The problem. Quote the records beneath, complete and exact. Leave out images.

Record set.

>> START

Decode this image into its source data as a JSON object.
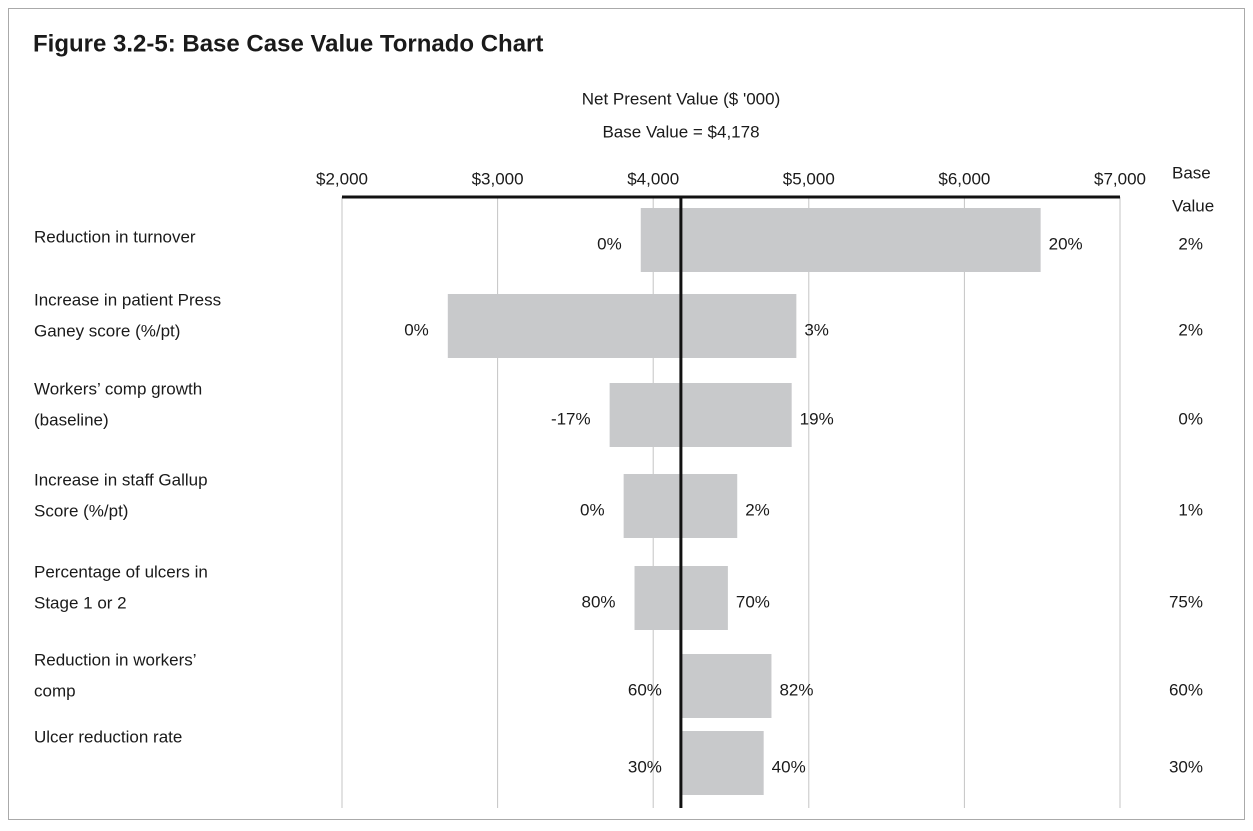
{
  "chart_data": {
    "type": "tornado",
    "title": "Figure 3.2-5: Base Case Value Tornado Chart",
    "x_label": "Net Present Value ($ '000)",
    "subtitle": "Base Value = $4,178",
    "base_value": 4178,
    "xlim": [
      2000,
      7000
    ],
    "xticks": [
      {
        "value": 2000,
        "label": "$2,000"
      },
      {
        "value": 3000,
        "label": "$3,000"
      },
      {
        "value": 4000,
        "label": "$4,000"
      },
      {
        "value": 5000,
        "label": "$5,000"
      },
      {
        "value": 6000,
        "label": "$6,000"
      },
      {
        "value": 7000,
        "label": "$7,000"
      }
    ],
    "grid": true,
    "color": "#c8c9cb",
    "base_value_header": [
      "Base",
      "Value"
    ],
    "categories": [
      [
        "Reduction in turnover"
      ],
      [
        "Increase in patient Press",
        "Ganey score (%/pt)"
      ],
      [
        "Workers’ comp growth",
        "(baseline)"
      ],
      [
        "Increase in staff Gallup",
        "Score (%/pt)"
      ],
      [
        "Percentage of ulcers in",
        "Stage 1 or 2"
      ],
      [
        "Reduction in workers’",
        "comp"
      ],
      [
        "Ulcer reduction rate"
      ]
    ],
    "low": [
      3920,
      2680,
      3720,
      3810,
      3880,
      4178,
      4178
    ],
    "high": [
      6490,
      4920,
      4890,
      4540,
      4480,
      4760,
      4710
    ],
    "low_input_labels": [
      "0%",
      "0%",
      "-17%",
      "0%",
      "80%",
      "60%",
      "30%"
    ],
    "high_input_labels": [
      "20%",
      "3%",
      "19%",
      "2%",
      "70%",
      "82%",
      "40%"
    ],
    "base_inputs": [
      "2%",
      "2%",
      "0%",
      "1%",
      "75%",
      "60%",
      "30%"
    ]
  }
}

>> END

Full output.
Decode this image into its source data as a JSON object.
{
  "chart_data": {
    "type": "tornado",
    "title": "Figure 3.2-5: Base Case Value Tornado Chart",
    "x_label": "Net Present Value ($ '000)",
    "subtitle": "Base Value = $4,178",
    "base_value": 4178,
    "xlim": [
      2000,
      7000
    ],
    "xticks": [
      {
        "value": 2000,
        "label": "$2,000"
      },
      {
        "value": 3000,
        "label": "$3,000"
      },
      {
        "value": 4000,
        "label": "$4,000"
      },
      {
        "value": 5000,
        "label": "$5,000"
      },
      {
        "value": 6000,
        "label": "$6,000"
      },
      {
        "value": 7000,
        "label": "$7,000"
      }
    ],
    "grid": true,
    "color": "#c8c9cb",
    "base_value_header": [
      "Base",
      "Value"
    ],
    "categories": [
      [
        "Reduction in turnover"
      ],
      [
        "Increase in patient Press",
        "Ganey score (%/pt)"
      ],
      [
        "Workers’ comp growth",
        "(baseline)"
      ],
      [
        "Increase in staff Gallup",
        "Score (%/pt)"
      ],
      [
        "Percentage of ulcers in",
        "Stage 1 or 2"
      ],
      [
        "Reduction in workers’",
        "comp"
      ],
      [
        "Ulcer reduction rate"
      ]
    ],
    "low": [
      3920,
      2680,
      3720,
      3810,
      3880,
      4178,
      4178
    ],
    "high": [
      6490,
      4920,
      4890,
      4540,
      4480,
      4760,
      4710
    ],
    "low_input_labels": [
      "0%",
      "0%",
      "-17%",
      "0%",
      "80%",
      "60%",
      "30%"
    ],
    "high_input_labels": [
      "20%",
      "3%",
      "19%",
      "2%",
      "70%",
      "82%",
      "40%"
    ],
    "base_inputs": [
      "2%",
      "2%",
      "0%",
      "1%",
      "75%",
      "60%",
      "30%"
    ]
  }
}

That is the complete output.